Figure record extracts
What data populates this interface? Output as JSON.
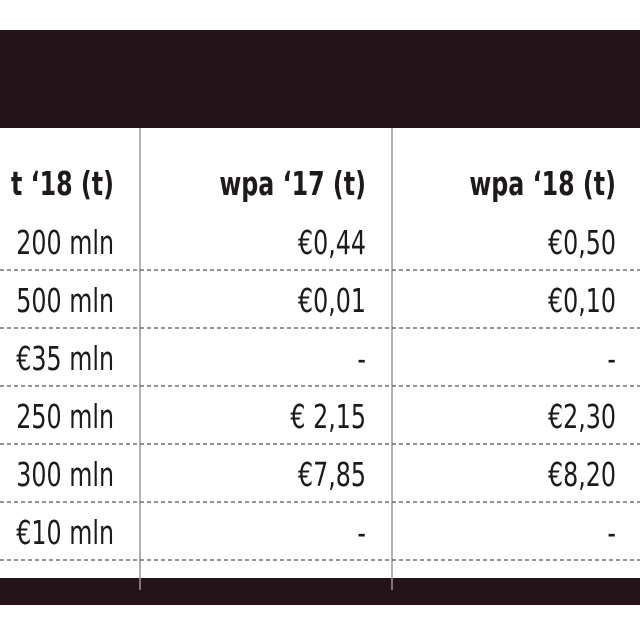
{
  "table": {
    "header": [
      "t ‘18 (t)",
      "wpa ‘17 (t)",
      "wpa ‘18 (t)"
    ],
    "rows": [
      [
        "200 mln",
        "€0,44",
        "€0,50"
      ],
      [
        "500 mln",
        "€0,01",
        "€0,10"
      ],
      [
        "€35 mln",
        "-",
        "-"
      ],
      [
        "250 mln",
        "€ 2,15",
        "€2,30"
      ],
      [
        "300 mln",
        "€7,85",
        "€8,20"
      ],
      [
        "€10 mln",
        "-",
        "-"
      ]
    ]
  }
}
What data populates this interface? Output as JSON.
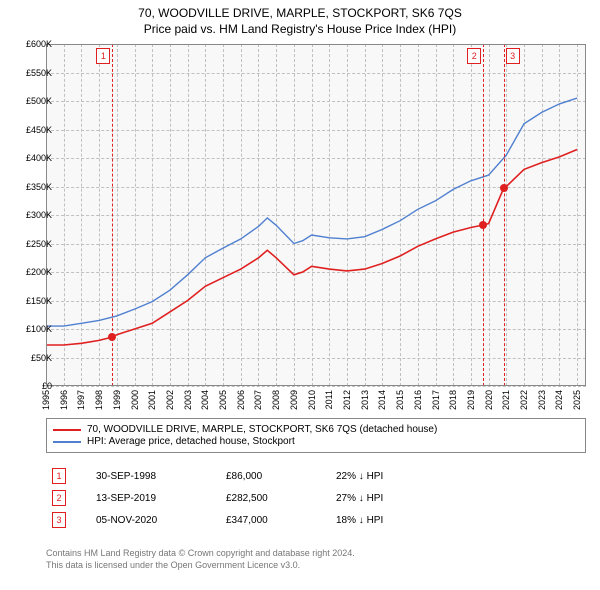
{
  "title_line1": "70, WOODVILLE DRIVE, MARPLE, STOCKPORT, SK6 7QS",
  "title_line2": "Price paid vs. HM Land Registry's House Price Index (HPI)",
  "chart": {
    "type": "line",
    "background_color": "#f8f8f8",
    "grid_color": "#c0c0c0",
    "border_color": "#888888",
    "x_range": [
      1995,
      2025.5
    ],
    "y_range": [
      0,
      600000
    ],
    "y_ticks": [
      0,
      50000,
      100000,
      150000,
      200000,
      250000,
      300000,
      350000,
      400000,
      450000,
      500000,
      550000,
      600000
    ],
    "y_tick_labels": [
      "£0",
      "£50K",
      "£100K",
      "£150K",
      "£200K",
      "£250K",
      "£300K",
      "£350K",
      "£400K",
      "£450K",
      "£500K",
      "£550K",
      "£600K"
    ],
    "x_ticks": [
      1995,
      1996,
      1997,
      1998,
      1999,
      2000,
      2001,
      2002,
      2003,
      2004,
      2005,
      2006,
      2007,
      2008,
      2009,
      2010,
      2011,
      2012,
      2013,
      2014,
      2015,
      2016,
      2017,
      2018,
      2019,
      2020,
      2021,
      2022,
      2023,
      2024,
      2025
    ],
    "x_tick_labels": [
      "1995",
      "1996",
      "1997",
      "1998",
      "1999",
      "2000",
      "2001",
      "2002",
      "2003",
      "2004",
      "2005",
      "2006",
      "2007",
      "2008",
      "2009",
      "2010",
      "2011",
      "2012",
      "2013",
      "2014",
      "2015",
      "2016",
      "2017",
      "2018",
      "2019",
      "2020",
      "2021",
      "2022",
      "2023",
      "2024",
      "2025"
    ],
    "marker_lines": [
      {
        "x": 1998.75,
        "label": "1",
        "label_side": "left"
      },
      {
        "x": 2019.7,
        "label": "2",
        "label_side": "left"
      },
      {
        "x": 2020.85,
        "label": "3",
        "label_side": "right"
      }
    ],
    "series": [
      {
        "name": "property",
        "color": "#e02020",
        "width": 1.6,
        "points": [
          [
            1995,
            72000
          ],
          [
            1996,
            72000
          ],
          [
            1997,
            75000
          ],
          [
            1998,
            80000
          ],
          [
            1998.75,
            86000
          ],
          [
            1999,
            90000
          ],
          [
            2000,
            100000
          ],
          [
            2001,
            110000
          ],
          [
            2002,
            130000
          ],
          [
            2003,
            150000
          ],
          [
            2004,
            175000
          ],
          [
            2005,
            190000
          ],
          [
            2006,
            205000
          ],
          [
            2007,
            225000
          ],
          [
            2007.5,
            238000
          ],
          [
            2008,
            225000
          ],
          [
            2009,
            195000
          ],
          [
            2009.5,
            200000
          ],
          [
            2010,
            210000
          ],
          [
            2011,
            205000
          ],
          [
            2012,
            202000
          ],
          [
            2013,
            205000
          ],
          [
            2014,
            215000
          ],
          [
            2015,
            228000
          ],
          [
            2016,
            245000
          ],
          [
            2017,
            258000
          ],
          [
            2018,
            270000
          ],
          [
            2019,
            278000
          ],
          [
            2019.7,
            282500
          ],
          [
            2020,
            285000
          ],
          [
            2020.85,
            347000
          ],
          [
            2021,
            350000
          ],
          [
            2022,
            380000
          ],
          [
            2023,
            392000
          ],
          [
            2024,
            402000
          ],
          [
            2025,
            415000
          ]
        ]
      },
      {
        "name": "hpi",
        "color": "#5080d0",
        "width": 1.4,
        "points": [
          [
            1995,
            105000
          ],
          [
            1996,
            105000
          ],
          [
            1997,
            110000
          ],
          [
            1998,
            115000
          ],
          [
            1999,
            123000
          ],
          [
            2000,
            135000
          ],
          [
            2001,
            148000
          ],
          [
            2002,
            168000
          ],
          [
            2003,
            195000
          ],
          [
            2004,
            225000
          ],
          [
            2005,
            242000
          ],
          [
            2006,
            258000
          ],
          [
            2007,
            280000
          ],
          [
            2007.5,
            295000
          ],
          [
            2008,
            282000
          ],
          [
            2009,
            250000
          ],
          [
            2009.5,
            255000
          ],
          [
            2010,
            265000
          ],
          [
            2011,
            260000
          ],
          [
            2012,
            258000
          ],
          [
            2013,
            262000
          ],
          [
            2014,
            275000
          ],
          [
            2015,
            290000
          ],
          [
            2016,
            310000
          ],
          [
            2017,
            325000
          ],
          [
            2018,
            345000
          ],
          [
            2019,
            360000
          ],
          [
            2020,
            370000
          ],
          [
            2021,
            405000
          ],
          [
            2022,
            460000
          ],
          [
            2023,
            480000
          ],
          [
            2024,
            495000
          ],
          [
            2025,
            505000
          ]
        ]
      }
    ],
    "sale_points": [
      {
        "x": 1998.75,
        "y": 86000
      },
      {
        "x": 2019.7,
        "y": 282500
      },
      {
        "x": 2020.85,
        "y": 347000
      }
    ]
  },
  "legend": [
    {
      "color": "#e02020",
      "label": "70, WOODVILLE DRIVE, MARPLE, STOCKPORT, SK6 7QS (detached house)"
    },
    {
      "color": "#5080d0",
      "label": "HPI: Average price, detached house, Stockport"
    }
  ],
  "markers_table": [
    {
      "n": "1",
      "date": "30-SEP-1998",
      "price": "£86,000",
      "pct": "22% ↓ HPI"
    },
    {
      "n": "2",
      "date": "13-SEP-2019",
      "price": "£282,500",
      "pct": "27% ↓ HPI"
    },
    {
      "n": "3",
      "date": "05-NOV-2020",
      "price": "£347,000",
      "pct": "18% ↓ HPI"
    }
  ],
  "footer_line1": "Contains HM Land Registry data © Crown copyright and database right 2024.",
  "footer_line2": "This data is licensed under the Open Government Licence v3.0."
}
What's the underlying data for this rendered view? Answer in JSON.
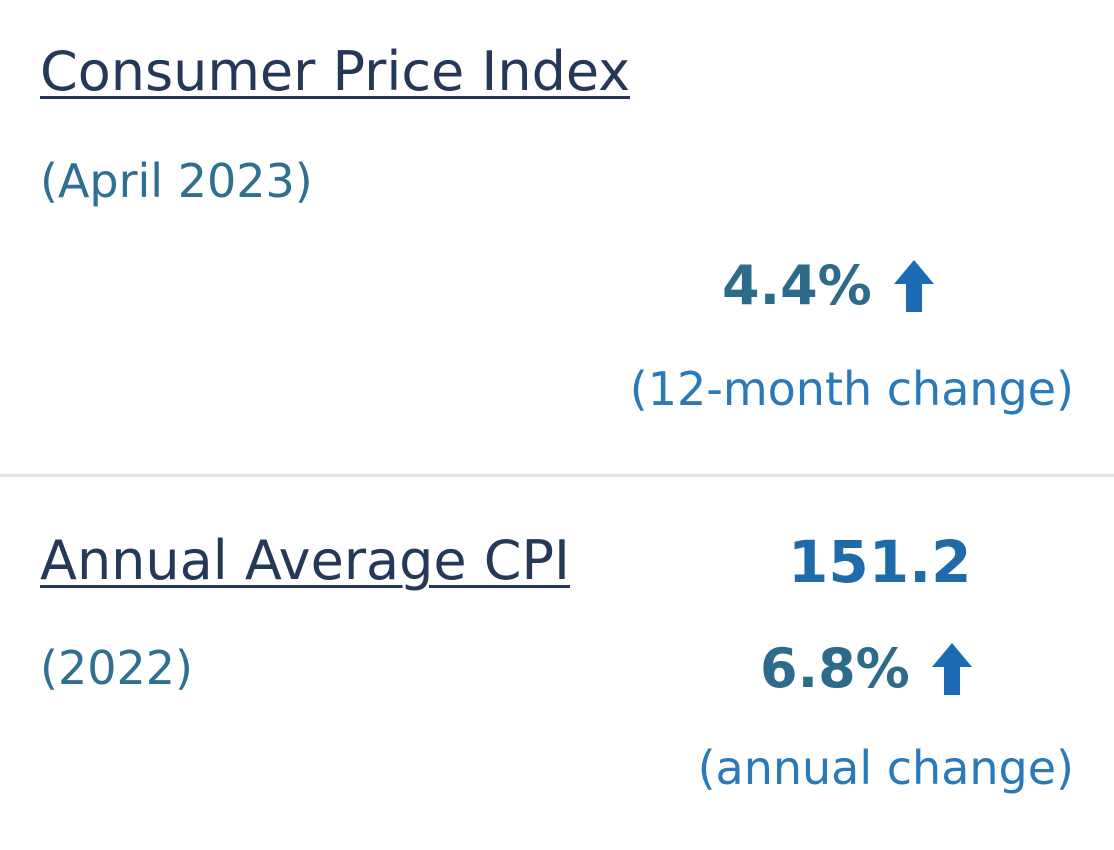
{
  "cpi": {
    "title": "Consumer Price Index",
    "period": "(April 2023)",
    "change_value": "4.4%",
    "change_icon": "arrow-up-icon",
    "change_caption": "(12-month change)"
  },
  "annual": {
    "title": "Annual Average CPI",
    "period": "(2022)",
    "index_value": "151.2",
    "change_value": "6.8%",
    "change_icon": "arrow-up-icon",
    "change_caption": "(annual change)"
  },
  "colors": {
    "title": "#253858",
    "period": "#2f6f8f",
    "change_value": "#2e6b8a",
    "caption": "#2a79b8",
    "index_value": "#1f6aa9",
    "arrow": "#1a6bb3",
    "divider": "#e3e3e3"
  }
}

◆ Short problem: Every record must be copied exactly, with images dropped from the result.

◆ Problem solution:
What data populates this interface? Output as JSON.
{
  "table": {
    "header": [
      "t ‘18 (t)",
      "wpa ‘17 (t)",
      "wpa ‘18 (t)"
    ],
    "rows": [
      [
        "200 mln",
        "€0,44",
        "€0,50"
      ],
      [
        "500 mln",
        "€0,01",
        "€0,10"
      ],
      [
        "€35 mln",
        "-",
        "-"
      ],
      [
        "250 mln",
        "€ 2,15",
        "€2,30"
      ],
      [
        "300 mln",
        "€7,85",
        "€8,20"
      ],
      [
        "€10 mln",
        "-",
        "-"
      ]
    ]
  }
}
What data populates this interface? Output as JSON.
{
  "title_line1": "70, WOODVILLE DRIVE, MARPLE, STOCKPORT, SK6 7QS",
  "title_line2": "Price paid vs. HM Land Registry's House Price Index (HPI)",
  "chart": {
    "type": "line",
    "background_color": "#f8f8f8",
    "grid_color": "#c0c0c0",
    "border_color": "#888888",
    "x_range": [
      1995,
      2025.5
    ],
    "y_range": [
      0,
      600000
    ],
    "y_ticks": [
      0,
      50000,
      100000,
      150000,
      200000,
      250000,
      300000,
      350000,
      400000,
      450000,
      500000,
      550000,
      600000
    ],
    "y_tick_labels": [
      "£0",
      "£50K",
      "£100K",
      "£150K",
      "£200K",
      "£250K",
      "£300K",
      "£350K",
      "£400K",
      "£450K",
      "£500K",
      "£550K",
      "£600K"
    ],
    "x_ticks": [
      1995,
      1996,
      1997,
      1998,
      1999,
      2000,
      2001,
      2002,
      2003,
      2004,
      2005,
      2006,
      2007,
      2008,
      2009,
      2010,
      2011,
      2012,
      2013,
      2014,
      2015,
      2016,
      2017,
      2018,
      2019,
      2020,
      2021,
      2022,
      2023,
      2024,
      2025
    ],
    "x_tick_labels": [
      "1995",
      "1996",
      "1997",
      "1998",
      "1999",
      "2000",
      "2001",
      "2002",
      "2003",
      "2004",
      "2005",
      "2006",
      "2007",
      "2008",
      "2009",
      "2010",
      "2011",
      "2012",
      "2013",
      "2014",
      "2015",
      "2016",
      "2017",
      "2018",
      "2019",
      "2020",
      "2021",
      "2022",
      "2023",
      "2024",
      "2025"
    ],
    "marker_lines": [
      {
        "x": 1998.75,
        "label": "1",
        "label_side": "left"
      },
      {
        "x": 2019.7,
        "label": "2",
        "label_side": "left"
      },
      {
        "x": 2020.85,
        "label": "3",
        "label_side": "right"
      }
    ],
    "series": [
      {
        "name": "property",
        "color": "#e02020",
        "width": 1.6,
        "points": [
          [
            1995,
            72000
          ],
          [
            1996,
            72000
          ],
          [
            1997,
            75000
          ],
          [
            1998,
            80000
          ],
          [
            1998.75,
            86000
          ],
          [
            1999,
            90000
          ],
          [
            2000,
            100000
          ],
          [
            2001,
            110000
          ],
          [
            2002,
            130000
          ],
          [
            2003,
            150000
          ],
          [
            2004,
            175000
          ],
          [
            2005,
            190000
          ],
          [
            2006,
            205000
          ],
          [
            2007,
            225000
          ],
          [
            2007.5,
            238000
          ],
          [
            2008,
            225000
          ],
          [
            2009,
            195000
          ],
          [
            2009.5,
            200000
          ],
          [
            2010,
            210000
          ],
          [
            2011,
            205000
          ],
          [
            2012,
            202000
          ],
          [
            2013,
            205000
          ],
          [
            2014,
            215000
          ],
          [
            2015,
            228000
          ],
          [
            2016,
            245000
          ],
          [
            2017,
            258000
          ],
          [
            2018,
            270000
          ],
          [
            2019,
            278000
          ],
          [
            2019.7,
            282500
          ],
          [
            2020,
            285000
          ],
          [
            2020.85,
            347000
          ],
          [
            2021,
            350000
          ],
          [
            2022,
            380000
          ],
          [
            2023,
            392000
          ],
          [
            2024,
            402000
          ],
          [
            2025,
            415000
          ]
        ]
      },
      {
        "name": "hpi",
        "color": "#5080d0",
        "width": 1.4,
        "points": [
          [
            1995,
            105000
          ],
          [
            1996,
            105000
          ],
          [
            1997,
            110000
          ],
          [
            1998,
            115000
          ],
          [
            1999,
            123000
          ],
          [
            2000,
            135000
          ],
          [
            2001,
            148000
          ],
          [
            2002,
            168000
          ],
          [
            2003,
            195000
          ],
          [
            2004,
            225000
          ],
          [
            2005,
            242000
          ],
          [
            2006,
            258000
          ],
          [
            2007,
            280000
          ],
          [
            2007.5,
            295000
          ],
          [
            2008,
            282000
          ],
          [
            2009,
            250000
          ],
          [
            2009.5,
            255000
          ],
          [
            2010,
            265000
          ],
          [
            2011,
            260000
          ],
          [
            2012,
            258000
          ],
          [
            2013,
            262000
          ],
          [
            2014,
            275000
          ],
          [
            2015,
            290000
          ],
          [
            2016,
            310000
          ],
          [
            2017,
            325000
          ],
          [
            2018,
            345000
          ],
          [
            2019,
            360000
          ],
          [
            2020,
            370000
          ],
          [
            2021,
            405000
          ],
          [
            2022,
            460000
          ],
          [
            2023,
            480000
          ],
          [
            2024,
            495000
          ],
          [
            2025,
            505000
          ]
        ]
      }
    ],
    "sale_points": [
      {
        "x": 1998.75,
        "y": 86000
      },
      {
        "x": 2019.7,
        "y": 282500
      },
      {
        "x": 2020.85,
        "y": 347000
      }
    ]
  },
  "legend": [
    {
      "color": "#e02020",
      "label": "70, WOODVILLE DRIVE, MARPLE, STOCKPORT, SK6 7QS (detached house)"
    },
    {
      "color": "#5080d0",
      "label": "HPI: Average price, detached house, Stockport"
    }
  ],
  "markers_table": [
    {
      "n": "1",
      "date": "30-SEP-1998",
      "price": "£86,000",
      "pct": "22% ↓ HPI"
    },
    {
      "n": "2",
      "date": "13-SEP-2019",
      "price": "£282,500",
      "pct": "27% ↓ HPI"
    },
    {
      "n": "3",
      "date": "05-NOV-2020",
      "price": "£347,000",
      "pct": "18% ↓ HPI"
    }
  ],
  "footer_line1": "Contains HM Land Registry data © Crown copyright and database right 2024.",
  "footer_line2": "This data is licensed under the Open Government Licence v3.0."
}
What's the underlying data for this rendered view? Answer in JSON.
{
  "cpi": {
    "title": "Consumer Price Index",
    "period": "(April 2023)",
    "change_value": "4.4%",
    "change_icon": "arrow-up-icon",
    "change_caption": "(12-month change)"
  },
  "annual": {
    "title": "Annual Average CPI",
    "period": "(2022)",
    "index_value": "151.2",
    "change_value": "6.8%",
    "change_icon": "arrow-up-icon",
    "change_caption": "(annual change)"
  },
  "colors": {
    "title": "#253858",
    "period": "#2f6f8f",
    "change_value": "#2e6b8a",
    "caption": "#2a79b8",
    "index_value": "#1f6aa9",
    "arrow": "#1a6bb3",
    "divider": "#e3e3e3"
  }
}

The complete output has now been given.